Items from a data source:
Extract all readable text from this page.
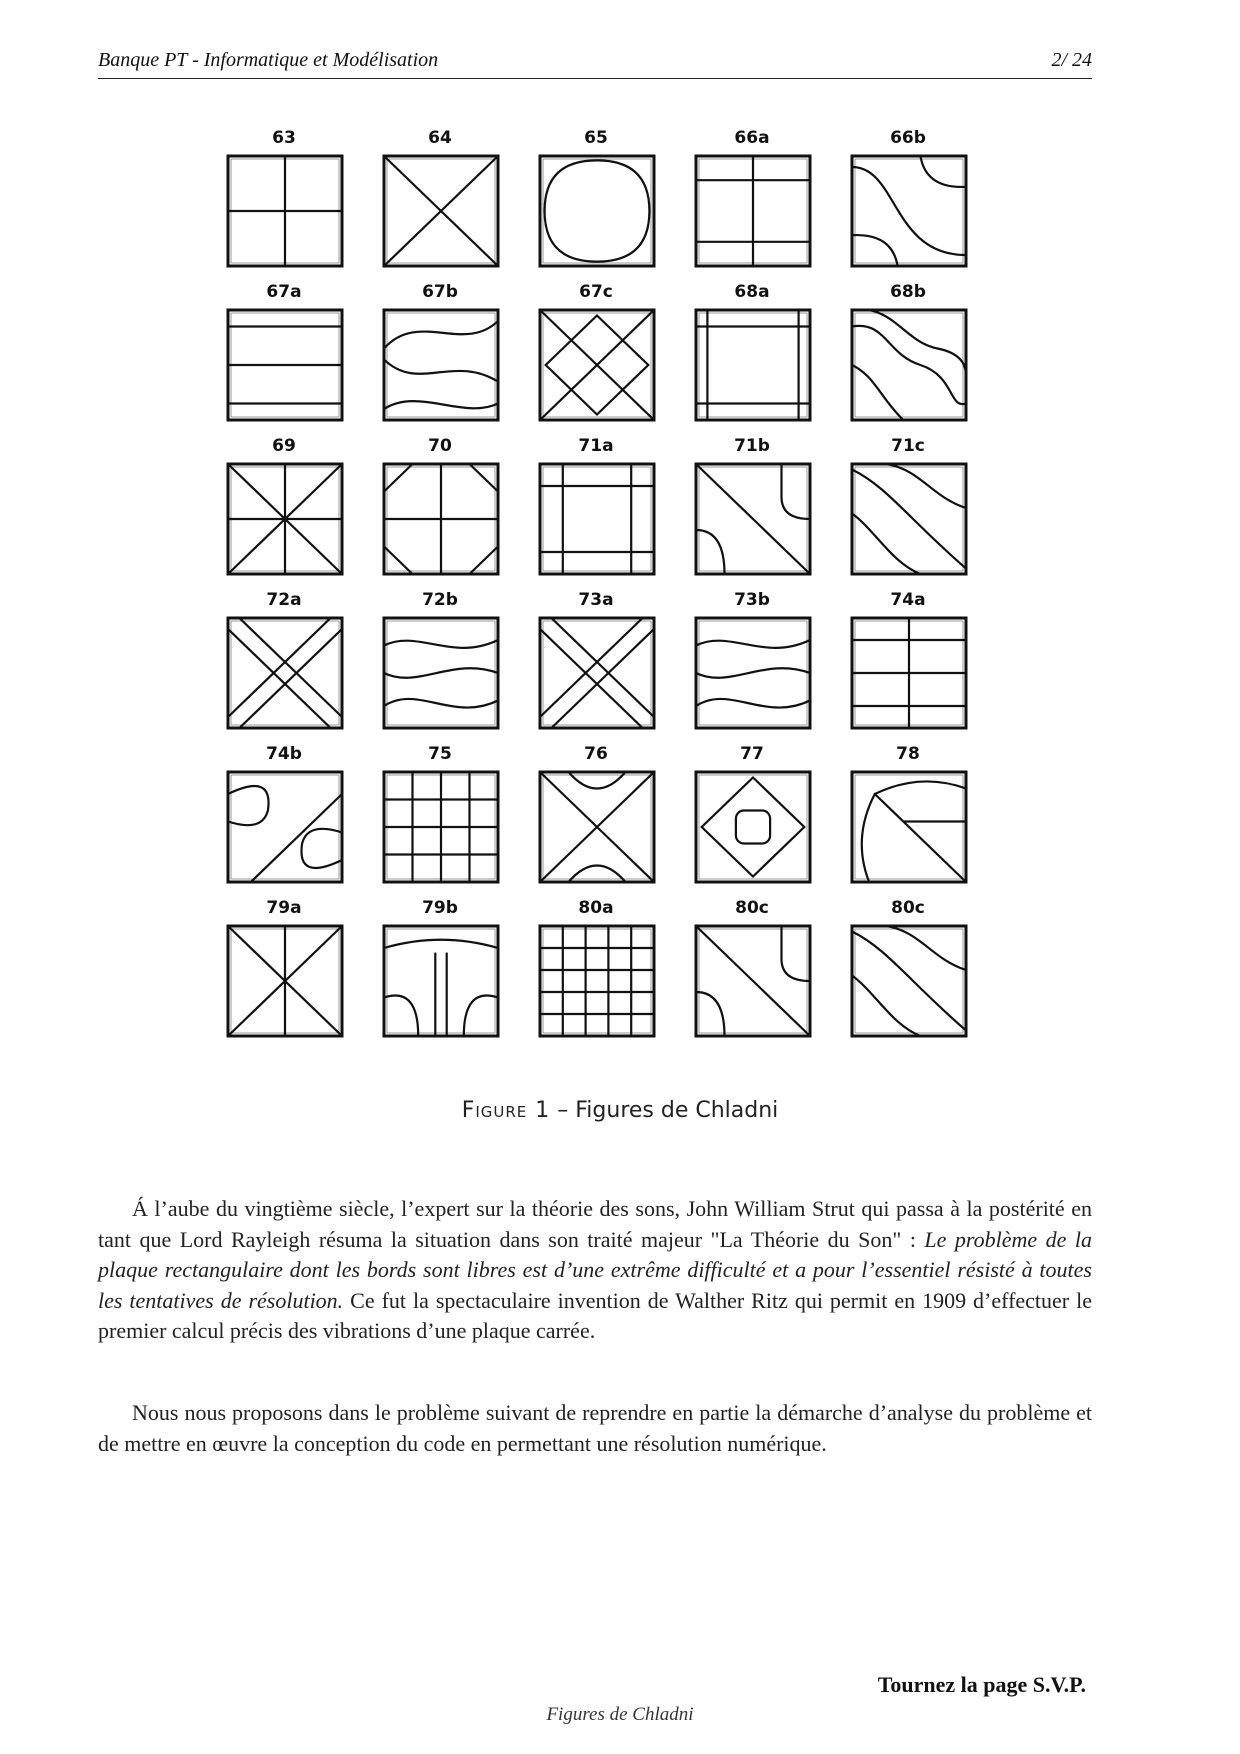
Banque PT - Informatique et Modélisation	2/ 24
63	64	65	66a	66b
67a	67b	67c	68a	68b
69	70	71a	71b	71c
72a	72b	73a	73b	74a
74b	75	76	77	78
79a	79b	80a	80c	80c
Figure 1 – Figures de Chladni

Á l’aube du vingtième siècle, l’expert sur la théorie des sons, John William Strut qui passa à la postérité en tant que Lord Rayleigh résuma la situation dans son traité majeur "La Théorie du Son" : Le problème de la plaque rectangulaire dont les bords sont libres est d’une extrême difficulté et a pour l’essentiel résisté à toutes les tentatives de résolution. Ce fut la spectaculaire invention de Walther Ritz qui permit en 1909 d’effectuer le premier calcul précis des vibrations d’une plaque carrée.

Nous nous proposons dans le problème suivant de reprendre en partie la démarche d’analyse du problème et de mettre en œuvre la conception du code en permettant une résolution numérique.

Tournez la page S.V.P.
Figures de Chladni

## What to work on
Copy each line of the entries that includes the word "Chladni".

## Answer to the task
Figure 1 – Figures de Chladni
Figures de Chladni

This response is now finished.